Raw records:
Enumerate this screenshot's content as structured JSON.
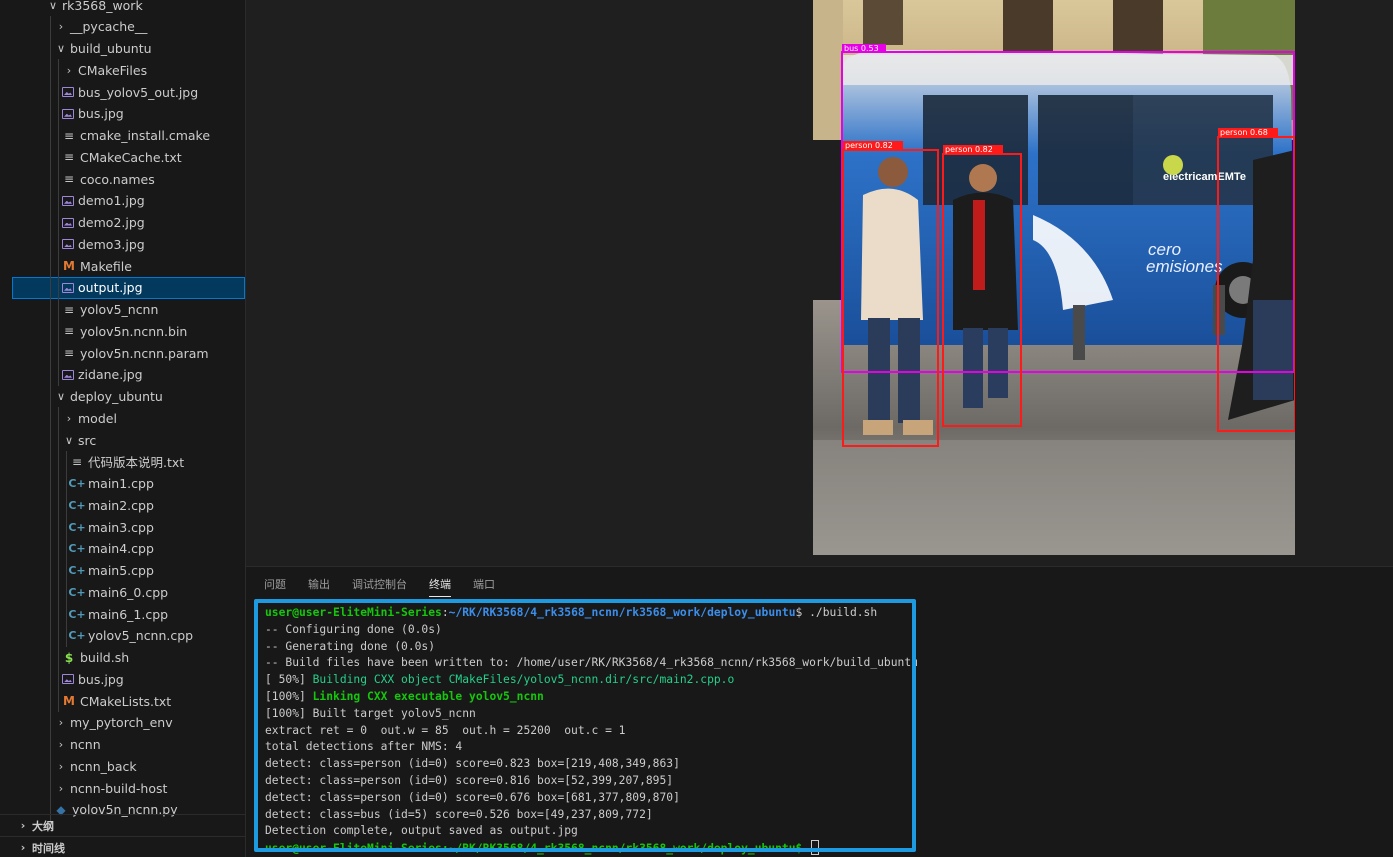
{
  "explorer": {
    "items": [
      {
        "label": "rk3568_work",
        "chevron": "∨",
        "icon": "",
        "indent": 0
      },
      {
        "label": "__pycache__",
        "chevron": "›",
        "icon": "",
        "indent": 1
      },
      {
        "label": "build_ubuntu",
        "chevron": "∨",
        "icon": "",
        "indent": 1
      },
      {
        "label": "CMakeFiles",
        "chevron": "›",
        "icon": "",
        "indent": 2
      },
      {
        "label": "bus_yolov5_out.jpg",
        "chevron": "",
        "icon": "image",
        "indent": 2
      },
      {
        "label": "bus.jpg",
        "chevron": "",
        "icon": "image",
        "indent": 2
      },
      {
        "label": "cmake_install.cmake",
        "chevron": "",
        "icon": "text",
        "indent": 2
      },
      {
        "label": "CMakeCache.txt",
        "chevron": "",
        "icon": "text",
        "indent": 2
      },
      {
        "label": "coco.names",
        "chevron": "",
        "icon": "text",
        "indent": 2
      },
      {
        "label": "demo1.jpg",
        "chevron": "",
        "icon": "image",
        "indent": 2
      },
      {
        "label": "demo2.jpg",
        "chevron": "",
        "icon": "image",
        "indent": 2
      },
      {
        "label": "demo3.jpg",
        "chevron": "",
        "icon": "image",
        "indent": 2
      },
      {
        "label": "Makefile",
        "chevron": "",
        "icon": "makefile",
        "indent": 2
      },
      {
        "label": "output.jpg",
        "chevron": "",
        "icon": "image",
        "indent": 2,
        "selected": true
      },
      {
        "label": "yolov5_ncnn",
        "chevron": "",
        "icon": "text",
        "indent": 2
      },
      {
        "label": "yolov5n.ncnn.bin",
        "chevron": "",
        "icon": "text",
        "indent": 2
      },
      {
        "label": "yolov5n.ncnn.param",
        "chevron": "",
        "icon": "text",
        "indent": 2
      },
      {
        "label": "zidane.jpg",
        "chevron": "",
        "icon": "image",
        "indent": 2
      },
      {
        "label": "deploy_ubuntu",
        "chevron": "∨",
        "icon": "",
        "indent": 1
      },
      {
        "label": "model",
        "chevron": "›",
        "icon": "",
        "indent": 2
      },
      {
        "label": "src",
        "chevron": "∨",
        "icon": "",
        "indent": 2
      },
      {
        "label": "代码版本说明.txt",
        "chevron": "",
        "icon": "text",
        "indent": 3
      },
      {
        "label": "main1.cpp",
        "chevron": "",
        "icon": "cpp",
        "indent": 3
      },
      {
        "label": "main2.cpp",
        "chevron": "",
        "icon": "cpp",
        "indent": 3
      },
      {
        "label": "main3.cpp",
        "chevron": "",
        "icon": "cpp",
        "indent": 3
      },
      {
        "label": "main4.cpp",
        "chevron": "",
        "icon": "cpp",
        "indent": 3
      },
      {
        "label": "main5.cpp",
        "chevron": "",
        "icon": "cpp",
        "indent": 3
      },
      {
        "label": "main6_0.cpp",
        "chevron": "",
        "icon": "cpp",
        "indent": 3
      },
      {
        "label": "main6_1.cpp",
        "chevron": "",
        "icon": "cpp",
        "indent": 3
      },
      {
        "label": "yolov5_ncnn.cpp",
        "chevron": "",
        "icon": "cpp",
        "indent": 3
      },
      {
        "label": "build.sh",
        "chevron": "",
        "icon": "shell",
        "indent": 2
      },
      {
        "label": "bus.jpg",
        "chevron": "",
        "icon": "image",
        "indent": 2
      },
      {
        "label": "CMakeLists.txt",
        "chevron": "",
        "icon": "cmake",
        "indent": 2
      },
      {
        "label": "my_pytorch_env",
        "chevron": "›",
        "icon": "",
        "indent": 1
      },
      {
        "label": "ncnn",
        "chevron": "›",
        "icon": "",
        "indent": 1
      },
      {
        "label": "ncnn_back",
        "chevron": "›",
        "icon": "",
        "indent": 1
      },
      {
        "label": "ncnn-build-host",
        "chevron": "›",
        "icon": "",
        "indent": 1
      },
      {
        "label": "yolov5n_ncnn.py",
        "chevron": "",
        "icon": "python",
        "indent": 1
      }
    ],
    "outline_label": "大纲",
    "timeline_label": "时间线"
  },
  "preview": {
    "detections": [
      {
        "label": "bus 0.53",
        "color": "#e600e6"
      },
      {
        "label": "person 0.82",
        "color": "#ff1a1a"
      },
      {
        "label": "person 0.82",
        "color": "#ff1a1a"
      },
      {
        "label": "person 0.68",
        "color": "#ff1a1a"
      }
    ],
    "bus_text": [
      "cero",
      "emisiones",
      "eléctricamEMTe"
    ]
  },
  "panel": {
    "tabs": [
      "问题",
      "输出",
      "调试控制台",
      "终端",
      "端口"
    ],
    "active_tab": "终端"
  },
  "terminal": {
    "prompt_user": "user@user-EliteMini-Series",
    "prompt_path": "~/RK/RK3568/4_rk3568_ncnn/rk3568_work/deploy_ubuntu",
    "command": "$ ./build.sh",
    "lines": [
      {
        "text": "-- Configuring done (0.0s)",
        "style": ""
      },
      {
        "text": "-- Generating done (0.0s)",
        "style": ""
      },
      {
        "text": "-- Build files have been written to: /home/user/RK/RK3568/4_rk3568_ncnn/rk3568_work/build_ubuntu",
        "style": ""
      },
      {
        "prefix": "[ 50%] ",
        "text": "Building CXX object CMakeFiles/yolov5_ncnn.dir/src/main2.cpp.o",
        "style": "cyan"
      },
      {
        "prefix": "[100%] ",
        "text": "Linking CXX executable yolov5_ncnn",
        "style": "green-bold"
      },
      {
        "text": "[100%] Built target yolov5_ncnn",
        "style": ""
      },
      {
        "text": "extract ret = 0  out.w = 85  out.h = 25200  out.c = 1",
        "style": ""
      },
      {
        "text": "total detections after NMS: 4",
        "style": ""
      },
      {
        "text": "detect: class=person (id=0) score=0.823 box=[219,408,349,863]",
        "style": ""
      },
      {
        "text": "detect: class=person (id=0) score=0.816 box=[52,399,207,895]",
        "style": ""
      },
      {
        "text": "detect: class=person (id=0) score=0.676 box=[681,377,809,870]",
        "style": ""
      },
      {
        "text": "detect: class=bus (id=5) score=0.526 box=[49,237,809,772]",
        "style": ""
      },
      {
        "text": "Detection complete, output saved as output.jpg",
        "style": ""
      }
    ],
    "final_prompt": "user@user-EliteMini-Series:~/RK/RK3568/4_rk3568_ncnn/rk3568_work/deploy_ubuntu$ "
  },
  "colors": {
    "accent": "#0078d4",
    "highlight_box": "#1e9be0",
    "selected_bg": "#04395e"
  }
}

Stated problem: In the listing, find every line containing the word "done" and list it.

Solution below:
        "text": "-- Configuring done (0.0s)",
        "text": "-- Generating done (0.0s)",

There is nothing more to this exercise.